## BEGIN

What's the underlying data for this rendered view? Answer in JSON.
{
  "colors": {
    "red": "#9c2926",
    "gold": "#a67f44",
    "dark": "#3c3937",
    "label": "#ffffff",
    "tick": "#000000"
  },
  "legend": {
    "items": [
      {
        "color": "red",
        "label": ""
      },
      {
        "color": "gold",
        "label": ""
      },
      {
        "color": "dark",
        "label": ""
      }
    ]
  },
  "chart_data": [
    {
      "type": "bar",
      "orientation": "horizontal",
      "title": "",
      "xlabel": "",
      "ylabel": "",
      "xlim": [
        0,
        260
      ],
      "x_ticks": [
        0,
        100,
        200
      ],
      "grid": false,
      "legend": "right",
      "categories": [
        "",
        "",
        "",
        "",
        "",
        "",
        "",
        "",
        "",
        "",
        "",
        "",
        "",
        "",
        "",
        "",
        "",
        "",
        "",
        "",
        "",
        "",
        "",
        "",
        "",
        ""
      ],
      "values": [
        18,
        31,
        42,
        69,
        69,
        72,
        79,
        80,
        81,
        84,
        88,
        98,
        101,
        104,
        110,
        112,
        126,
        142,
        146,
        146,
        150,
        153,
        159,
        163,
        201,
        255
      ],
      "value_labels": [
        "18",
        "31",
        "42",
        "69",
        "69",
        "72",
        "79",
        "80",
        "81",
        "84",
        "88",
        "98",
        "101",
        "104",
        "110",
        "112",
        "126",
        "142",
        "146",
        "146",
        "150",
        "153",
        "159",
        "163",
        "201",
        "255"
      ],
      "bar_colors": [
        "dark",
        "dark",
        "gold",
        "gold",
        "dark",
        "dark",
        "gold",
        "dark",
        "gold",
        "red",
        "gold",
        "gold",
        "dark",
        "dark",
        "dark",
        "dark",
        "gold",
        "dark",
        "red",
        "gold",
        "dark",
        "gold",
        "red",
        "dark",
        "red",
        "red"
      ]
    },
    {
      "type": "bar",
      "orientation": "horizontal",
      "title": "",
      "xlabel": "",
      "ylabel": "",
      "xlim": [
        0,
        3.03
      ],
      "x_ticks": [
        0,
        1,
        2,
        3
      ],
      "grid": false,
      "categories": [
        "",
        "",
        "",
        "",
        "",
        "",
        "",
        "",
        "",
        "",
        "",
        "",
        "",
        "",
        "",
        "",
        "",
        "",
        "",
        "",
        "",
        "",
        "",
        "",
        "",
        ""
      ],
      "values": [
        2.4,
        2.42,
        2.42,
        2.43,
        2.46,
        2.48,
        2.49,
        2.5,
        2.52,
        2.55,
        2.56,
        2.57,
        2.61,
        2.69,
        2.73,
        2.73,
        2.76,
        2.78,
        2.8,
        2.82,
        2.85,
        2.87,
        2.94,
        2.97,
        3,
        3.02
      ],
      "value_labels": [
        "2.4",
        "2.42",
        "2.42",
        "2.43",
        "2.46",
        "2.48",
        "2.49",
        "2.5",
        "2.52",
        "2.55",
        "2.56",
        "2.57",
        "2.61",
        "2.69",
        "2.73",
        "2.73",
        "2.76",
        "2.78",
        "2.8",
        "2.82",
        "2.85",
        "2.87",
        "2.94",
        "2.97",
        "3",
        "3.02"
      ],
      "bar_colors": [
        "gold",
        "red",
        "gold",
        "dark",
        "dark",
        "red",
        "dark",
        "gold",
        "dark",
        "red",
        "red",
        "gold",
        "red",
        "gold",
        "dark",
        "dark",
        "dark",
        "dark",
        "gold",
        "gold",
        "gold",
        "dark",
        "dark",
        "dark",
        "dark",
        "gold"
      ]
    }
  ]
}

## END

Exercise aim >> Copy out every entry again, exactly as it was given.

Full response >>
What's the underlying data for this rendered view? Answer in JSON.
{
  "colors": {
    "red": "#9c2926",
    "gold": "#a67f44",
    "dark": "#3c3937",
    "label": "#ffffff",
    "tick": "#000000"
  },
  "legend": {
    "items": [
      {
        "color": "red",
        "label": ""
      },
      {
        "color": "gold",
        "label": ""
      },
      {
        "color": "dark",
        "label": ""
      }
    ]
  },
  "chart_data": [
    {
      "type": "bar",
      "orientation": "horizontal",
      "title": "",
      "xlabel": "",
      "ylabel": "",
      "xlim": [
        0,
        260
      ],
      "x_ticks": [
        0,
        100,
        200
      ],
      "grid": false,
      "legend": "right",
      "categories": [
        "",
        "",
        "",
        "",
        "",
        "",
        "",
        "",
        "",
        "",
        "",
        "",
        "",
        "",
        "",
        "",
        "",
        "",
        "",
        "",
        "",
        "",
        "",
        "",
        "",
        ""
      ],
      "values": [
        18,
        31,
        42,
        69,
        69,
        72,
        79,
        80,
        81,
        84,
        88,
        98,
        101,
        104,
        110,
        112,
        126,
        142,
        146,
        146,
        150,
        153,
        159,
        163,
        201,
        255
      ],
      "value_labels": [
        "18",
        "31",
        "42",
        "69",
        "69",
        "72",
        "79",
        "80",
        "81",
        "84",
        "88",
        "98",
        "101",
        "104",
        "110",
        "112",
        "126",
        "142",
        "146",
        "146",
        "150",
        "153",
        "159",
        "163",
        "201",
        "255"
      ],
      "bar_colors": [
        "dark",
        "dark",
        "gold",
        "gold",
        "dark",
        "dark",
        "gold",
        "dark",
        "gold",
        "red",
        "gold",
        "gold",
        "dark",
        "dark",
        "dark",
        "dark",
        "gold",
        "dark",
        "red",
        "gold",
        "dark",
        "gold",
        "red",
        "dark",
        "red",
        "red"
      ]
    },
    {
      "type": "bar",
      "orientation": "horizontal",
      "title": "",
      "xlabel": "",
      "ylabel": "",
      "xlim": [
        0,
        3.03
      ],
      "x_ticks": [
        0,
        1,
        2,
        3
      ],
      "grid": false,
      "categories": [
        "",
        "",
        "",
        "",
        "",
        "",
        "",
        "",
        "",
        "",
        "",
        "",
        "",
        "",
        "",
        "",
        "",
        "",
        "",
        "",
        "",
        "",
        "",
        "",
        "",
        ""
      ],
      "values": [
        2.4,
        2.42,
        2.42,
        2.43,
        2.46,
        2.48,
        2.49,
        2.5,
        2.52,
        2.55,
        2.56,
        2.57,
        2.61,
        2.69,
        2.73,
        2.73,
        2.76,
        2.78,
        2.8,
        2.82,
        2.85,
        2.87,
        2.94,
        2.97,
        3,
        3.02
      ],
      "value_labels": [
        "2.4",
        "2.42",
        "2.42",
        "2.43",
        "2.46",
        "2.48",
        "2.49",
        "2.5",
        "2.52",
        "2.55",
        "2.56",
        "2.57",
        "2.61",
        "2.69",
        "2.73",
        "2.73",
        "2.76",
        "2.78",
        "2.8",
        "2.82",
        "2.85",
        "2.87",
        "2.94",
        "2.97",
        "3",
        "3.02"
      ],
      "bar_colors": [
        "gold",
        "red",
        "gold",
        "dark",
        "dark",
        "red",
        "dark",
        "gold",
        "dark",
        "red",
        "red",
        "gold",
        "red",
        "gold",
        "dark",
        "dark",
        "dark",
        "dark",
        "gold",
        "gold",
        "gold",
        "dark",
        "dark",
        "dark",
        "dark",
        "gold"
      ]
    }
  ]
}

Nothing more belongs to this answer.